## Task objective
Show every line of the material below that contains the string "axes". Copy each one in full.

## Rows
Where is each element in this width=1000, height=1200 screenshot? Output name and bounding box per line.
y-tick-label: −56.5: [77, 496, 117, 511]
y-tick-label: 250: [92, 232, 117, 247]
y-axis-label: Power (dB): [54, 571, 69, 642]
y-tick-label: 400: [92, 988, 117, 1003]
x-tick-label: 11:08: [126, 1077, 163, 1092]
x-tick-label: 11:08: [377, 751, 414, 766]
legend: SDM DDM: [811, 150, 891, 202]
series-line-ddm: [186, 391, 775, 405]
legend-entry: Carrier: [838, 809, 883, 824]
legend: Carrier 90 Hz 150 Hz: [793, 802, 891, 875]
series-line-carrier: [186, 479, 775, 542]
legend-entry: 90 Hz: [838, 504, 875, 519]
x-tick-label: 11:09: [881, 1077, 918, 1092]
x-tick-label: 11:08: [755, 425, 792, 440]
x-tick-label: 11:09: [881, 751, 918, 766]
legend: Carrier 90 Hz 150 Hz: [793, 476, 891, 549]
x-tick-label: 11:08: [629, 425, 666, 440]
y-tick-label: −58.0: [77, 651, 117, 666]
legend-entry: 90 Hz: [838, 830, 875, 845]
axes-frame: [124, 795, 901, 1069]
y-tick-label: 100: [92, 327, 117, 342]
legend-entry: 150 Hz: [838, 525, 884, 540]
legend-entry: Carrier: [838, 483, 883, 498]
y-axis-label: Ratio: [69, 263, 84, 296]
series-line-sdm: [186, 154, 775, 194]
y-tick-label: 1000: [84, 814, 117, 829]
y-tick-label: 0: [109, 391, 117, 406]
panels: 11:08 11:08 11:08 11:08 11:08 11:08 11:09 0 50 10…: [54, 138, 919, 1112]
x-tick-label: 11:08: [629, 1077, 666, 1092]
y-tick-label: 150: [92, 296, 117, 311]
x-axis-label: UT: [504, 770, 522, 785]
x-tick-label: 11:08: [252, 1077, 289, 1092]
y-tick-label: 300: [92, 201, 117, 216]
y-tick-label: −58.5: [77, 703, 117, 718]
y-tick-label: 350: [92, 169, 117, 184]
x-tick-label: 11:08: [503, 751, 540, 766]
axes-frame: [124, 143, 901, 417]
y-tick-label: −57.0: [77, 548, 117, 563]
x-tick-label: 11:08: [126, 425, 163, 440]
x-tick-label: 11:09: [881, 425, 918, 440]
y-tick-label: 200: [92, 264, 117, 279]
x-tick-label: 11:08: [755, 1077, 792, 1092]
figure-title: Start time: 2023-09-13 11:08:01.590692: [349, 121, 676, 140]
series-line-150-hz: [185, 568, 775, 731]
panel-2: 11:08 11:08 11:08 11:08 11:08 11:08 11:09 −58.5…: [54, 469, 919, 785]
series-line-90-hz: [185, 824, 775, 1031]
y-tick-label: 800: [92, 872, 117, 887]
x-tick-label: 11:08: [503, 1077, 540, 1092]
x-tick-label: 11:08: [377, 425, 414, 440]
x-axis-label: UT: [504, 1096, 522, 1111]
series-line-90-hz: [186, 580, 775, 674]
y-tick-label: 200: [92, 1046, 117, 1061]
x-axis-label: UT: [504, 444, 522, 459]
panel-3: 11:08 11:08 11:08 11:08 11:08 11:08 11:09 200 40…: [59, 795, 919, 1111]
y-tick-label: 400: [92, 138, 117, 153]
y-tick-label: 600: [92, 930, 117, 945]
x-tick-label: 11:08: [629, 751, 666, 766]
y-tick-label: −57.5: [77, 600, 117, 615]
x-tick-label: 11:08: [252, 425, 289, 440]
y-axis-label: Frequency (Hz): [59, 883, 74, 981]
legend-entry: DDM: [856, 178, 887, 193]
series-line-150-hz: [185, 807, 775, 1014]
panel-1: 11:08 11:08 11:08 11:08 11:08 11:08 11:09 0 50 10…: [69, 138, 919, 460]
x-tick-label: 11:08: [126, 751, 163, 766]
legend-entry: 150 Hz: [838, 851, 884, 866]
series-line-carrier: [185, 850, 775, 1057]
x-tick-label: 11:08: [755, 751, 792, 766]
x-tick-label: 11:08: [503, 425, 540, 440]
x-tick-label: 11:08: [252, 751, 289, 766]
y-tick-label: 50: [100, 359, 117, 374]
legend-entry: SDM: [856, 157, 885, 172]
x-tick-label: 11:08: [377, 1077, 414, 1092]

## The solution
axes-frame: [124, 795, 901, 1069]
axes-frame: [124, 143, 901, 417]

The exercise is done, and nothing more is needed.